■ **INSTRUCTION 1**
According to the passage about MacIntyre, which subjects did he study at college?
■ **INSTRUCTION 2**
Write the next part of the passage about MacIntyre, beginning after its final sentence.

───── GIVEN TEXT ─────

MacIntyre falters, then dives deeper into what today meant to him. "Because of the reach my father had with politics and politicians, I've always felt a personal connection with Parliament. Looking down in the chamber, seeing people I used to play football with, I felt slightly frustrated today. When my dad died, I used to think I'd have some sort of link to the next few generations of prime ministers. And that might just be grieving. I might just have wanted to feel that comfort of being part of his world. But going there today, I brought all my dad's... stupid things, that I'd never show anybody... but one of them is this monkey, that was on his desk at the BBC. I like to have it with me. It's hard to get underneath those emotions."
MacIntyre studied politics and history at college. But though seemingly born a political animal, pop was a deeper, terrifyingly literal calling. "I was convinced I had schizophrenia for a while," he admits, "because I heard a voice that I couldn't ignore or deny. I remember saying to my dad one time that I thought I had this radio in my head. I thought I was mentally ill, to be honest. That radio works differently now. I don't have to reach out to the Dictaphone at 5am to keep it quiet by recording a song. But it's still completely switched on. I always have a red songbook on the tour bus, like the Chancellor with his budget."

───── GIVEN DATA ─────

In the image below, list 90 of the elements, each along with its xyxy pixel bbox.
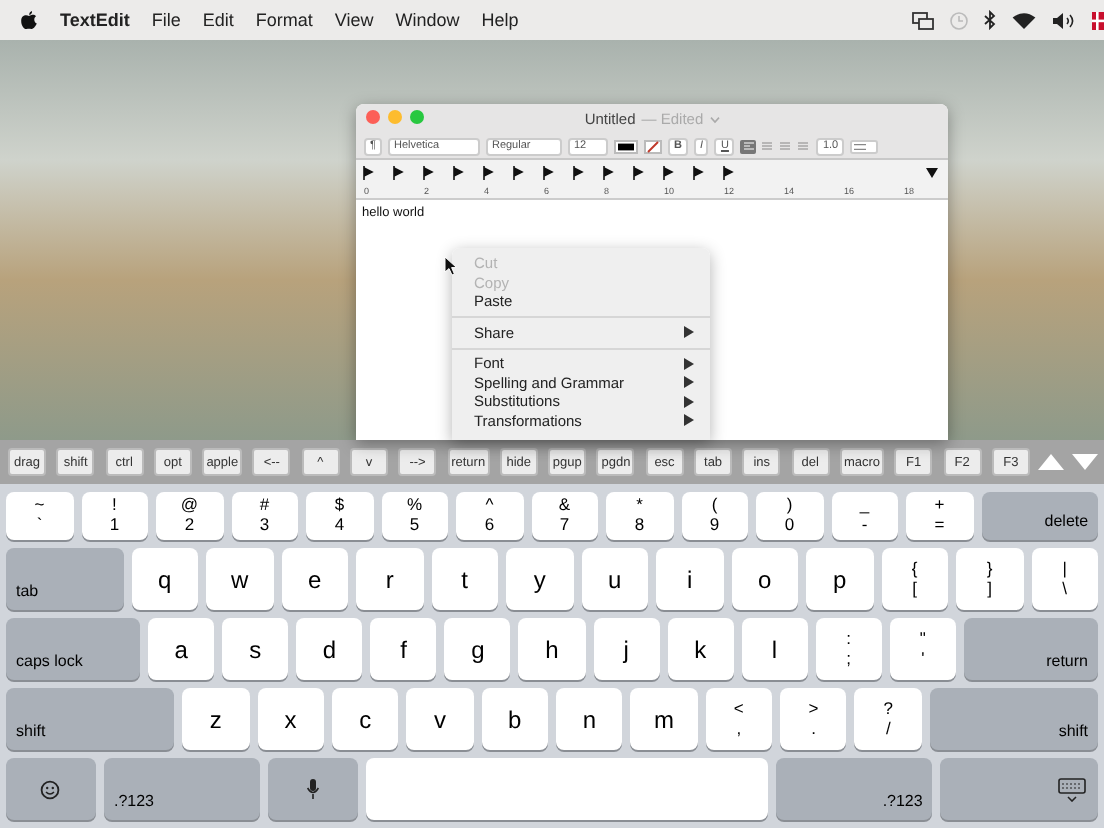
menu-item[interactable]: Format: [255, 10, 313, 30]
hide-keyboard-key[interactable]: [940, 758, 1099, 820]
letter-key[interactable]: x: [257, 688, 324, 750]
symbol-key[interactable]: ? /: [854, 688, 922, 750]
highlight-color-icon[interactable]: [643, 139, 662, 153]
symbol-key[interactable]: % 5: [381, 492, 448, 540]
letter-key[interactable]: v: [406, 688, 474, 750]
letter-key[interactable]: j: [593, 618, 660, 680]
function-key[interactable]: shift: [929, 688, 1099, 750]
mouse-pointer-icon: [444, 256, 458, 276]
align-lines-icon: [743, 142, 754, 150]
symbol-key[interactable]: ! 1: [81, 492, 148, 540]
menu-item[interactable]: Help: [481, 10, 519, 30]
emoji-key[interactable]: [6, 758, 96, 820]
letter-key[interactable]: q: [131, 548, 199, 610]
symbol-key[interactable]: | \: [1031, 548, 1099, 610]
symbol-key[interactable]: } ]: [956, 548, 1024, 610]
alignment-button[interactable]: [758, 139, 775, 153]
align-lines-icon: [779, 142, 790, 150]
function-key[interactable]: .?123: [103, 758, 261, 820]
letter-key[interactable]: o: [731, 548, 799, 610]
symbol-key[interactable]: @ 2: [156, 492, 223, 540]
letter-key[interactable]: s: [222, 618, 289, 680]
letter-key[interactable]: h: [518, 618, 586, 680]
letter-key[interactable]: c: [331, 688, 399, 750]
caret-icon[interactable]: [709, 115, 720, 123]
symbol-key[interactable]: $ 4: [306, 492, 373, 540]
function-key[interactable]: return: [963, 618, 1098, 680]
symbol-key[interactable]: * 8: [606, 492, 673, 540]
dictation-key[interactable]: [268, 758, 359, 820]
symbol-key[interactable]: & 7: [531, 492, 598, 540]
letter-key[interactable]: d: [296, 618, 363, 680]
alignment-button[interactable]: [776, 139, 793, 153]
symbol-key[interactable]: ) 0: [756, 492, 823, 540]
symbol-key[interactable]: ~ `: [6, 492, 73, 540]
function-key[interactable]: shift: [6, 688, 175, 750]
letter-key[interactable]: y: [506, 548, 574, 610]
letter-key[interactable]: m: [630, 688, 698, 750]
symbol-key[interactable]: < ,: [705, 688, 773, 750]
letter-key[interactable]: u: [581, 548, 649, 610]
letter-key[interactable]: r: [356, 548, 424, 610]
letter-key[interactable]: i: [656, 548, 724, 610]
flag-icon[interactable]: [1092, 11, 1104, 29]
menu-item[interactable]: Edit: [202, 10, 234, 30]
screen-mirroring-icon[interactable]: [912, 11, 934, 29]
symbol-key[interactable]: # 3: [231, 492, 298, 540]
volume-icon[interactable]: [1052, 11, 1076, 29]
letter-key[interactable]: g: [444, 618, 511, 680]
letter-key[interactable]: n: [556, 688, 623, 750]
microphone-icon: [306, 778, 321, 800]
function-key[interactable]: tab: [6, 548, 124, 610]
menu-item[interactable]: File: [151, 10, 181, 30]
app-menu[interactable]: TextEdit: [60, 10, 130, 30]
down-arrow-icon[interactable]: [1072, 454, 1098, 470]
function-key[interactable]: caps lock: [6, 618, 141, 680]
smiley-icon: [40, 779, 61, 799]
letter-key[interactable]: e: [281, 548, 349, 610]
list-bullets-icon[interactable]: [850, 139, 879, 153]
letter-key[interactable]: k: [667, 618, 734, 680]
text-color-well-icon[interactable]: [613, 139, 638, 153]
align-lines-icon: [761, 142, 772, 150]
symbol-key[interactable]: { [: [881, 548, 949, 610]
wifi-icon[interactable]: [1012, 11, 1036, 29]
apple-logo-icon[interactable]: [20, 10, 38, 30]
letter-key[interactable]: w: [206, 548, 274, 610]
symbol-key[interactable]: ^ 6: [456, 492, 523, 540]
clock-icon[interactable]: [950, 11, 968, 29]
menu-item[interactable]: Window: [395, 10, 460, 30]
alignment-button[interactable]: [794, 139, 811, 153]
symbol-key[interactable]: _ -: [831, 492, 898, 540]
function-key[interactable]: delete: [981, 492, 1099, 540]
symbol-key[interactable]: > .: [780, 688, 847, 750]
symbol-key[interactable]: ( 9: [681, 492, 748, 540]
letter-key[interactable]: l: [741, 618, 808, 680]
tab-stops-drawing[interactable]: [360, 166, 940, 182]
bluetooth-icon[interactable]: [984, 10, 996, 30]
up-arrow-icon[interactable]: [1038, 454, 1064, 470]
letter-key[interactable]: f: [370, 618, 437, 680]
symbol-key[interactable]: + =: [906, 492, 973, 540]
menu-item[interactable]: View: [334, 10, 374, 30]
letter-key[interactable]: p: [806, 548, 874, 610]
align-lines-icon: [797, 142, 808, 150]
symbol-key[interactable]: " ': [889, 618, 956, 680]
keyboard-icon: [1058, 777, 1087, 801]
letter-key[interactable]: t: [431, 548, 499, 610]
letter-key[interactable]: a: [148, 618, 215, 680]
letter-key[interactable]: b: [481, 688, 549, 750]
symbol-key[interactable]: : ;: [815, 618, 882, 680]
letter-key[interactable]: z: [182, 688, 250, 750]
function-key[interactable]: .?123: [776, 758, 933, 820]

─────

■ **EXPECTED ANSWER 1**
Politics and history.

■ **EXPECTED ANSWER 2**
When MacIntyre first toured, he was on the Warner label and shared a bus with The Strokes. With the self-released The Water, he's on his own. It suits a songwriter with closer ties to the ideals of an 82-year-old unbowed socialist than to passing trends. "It's almost impossible not to be sold any more," he sings on his new album. Benn himself, earlier, said of his own long experience of not "selling out": "My father used to say, 'Dare to be a Daniel, dare to stand alone.'" Watching them meet for tea in the mother of Parliaments, pop and politics briefly look like honest trades.
'The Water' is out now on Future Gods; MacIntyre releases the single 'Be My Saviour' and tours in May ( www.colinmacintyre.com)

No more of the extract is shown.